WORK REQUIRED – Search the records for the word "funkcjonalna" and pick out every line that has it.

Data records
• • • •
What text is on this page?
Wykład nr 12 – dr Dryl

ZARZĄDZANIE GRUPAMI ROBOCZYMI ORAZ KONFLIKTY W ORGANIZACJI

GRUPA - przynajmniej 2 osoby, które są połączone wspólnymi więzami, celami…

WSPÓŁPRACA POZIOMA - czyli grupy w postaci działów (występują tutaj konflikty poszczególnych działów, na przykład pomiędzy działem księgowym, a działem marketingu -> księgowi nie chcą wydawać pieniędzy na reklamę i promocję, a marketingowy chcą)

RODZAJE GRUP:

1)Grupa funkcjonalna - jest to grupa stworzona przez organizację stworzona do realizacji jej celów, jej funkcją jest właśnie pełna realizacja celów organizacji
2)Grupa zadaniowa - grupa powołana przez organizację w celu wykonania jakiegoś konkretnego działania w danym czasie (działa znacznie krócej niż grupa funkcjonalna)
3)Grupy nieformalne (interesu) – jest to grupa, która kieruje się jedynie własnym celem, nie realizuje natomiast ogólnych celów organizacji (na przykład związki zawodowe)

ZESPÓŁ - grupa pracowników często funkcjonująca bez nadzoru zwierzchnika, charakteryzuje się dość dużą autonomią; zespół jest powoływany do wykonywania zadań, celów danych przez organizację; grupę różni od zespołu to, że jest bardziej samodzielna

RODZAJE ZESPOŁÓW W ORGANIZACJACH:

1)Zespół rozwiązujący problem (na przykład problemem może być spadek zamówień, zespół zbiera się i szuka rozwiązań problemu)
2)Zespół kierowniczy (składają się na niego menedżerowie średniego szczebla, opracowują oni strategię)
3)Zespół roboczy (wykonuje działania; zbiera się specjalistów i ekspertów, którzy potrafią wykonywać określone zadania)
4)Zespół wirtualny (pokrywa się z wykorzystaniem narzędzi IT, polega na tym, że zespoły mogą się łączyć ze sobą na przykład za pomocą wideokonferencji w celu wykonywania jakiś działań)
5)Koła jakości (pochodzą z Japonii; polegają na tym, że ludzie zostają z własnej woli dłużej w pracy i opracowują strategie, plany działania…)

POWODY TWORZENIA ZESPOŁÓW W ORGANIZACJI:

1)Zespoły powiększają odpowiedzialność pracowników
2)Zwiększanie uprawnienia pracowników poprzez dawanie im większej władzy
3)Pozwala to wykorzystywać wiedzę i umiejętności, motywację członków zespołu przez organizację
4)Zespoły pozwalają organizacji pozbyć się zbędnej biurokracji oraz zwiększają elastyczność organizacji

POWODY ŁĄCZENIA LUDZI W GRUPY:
• • • •
EXPECTED ANSWER –
1)Grupa funkcjonalna - jest to grupa stworzona przez organizację stworzona do realizacji jej celów, jej funkcją jest właśnie pełna realizacja celów organizacji
2)Grupa zadaniowa - grupa powołana przez organizację w celu wykonania jakiegoś konkretnego działania w danym czasie (działa znacznie krócej niż grupa funkcjonalna)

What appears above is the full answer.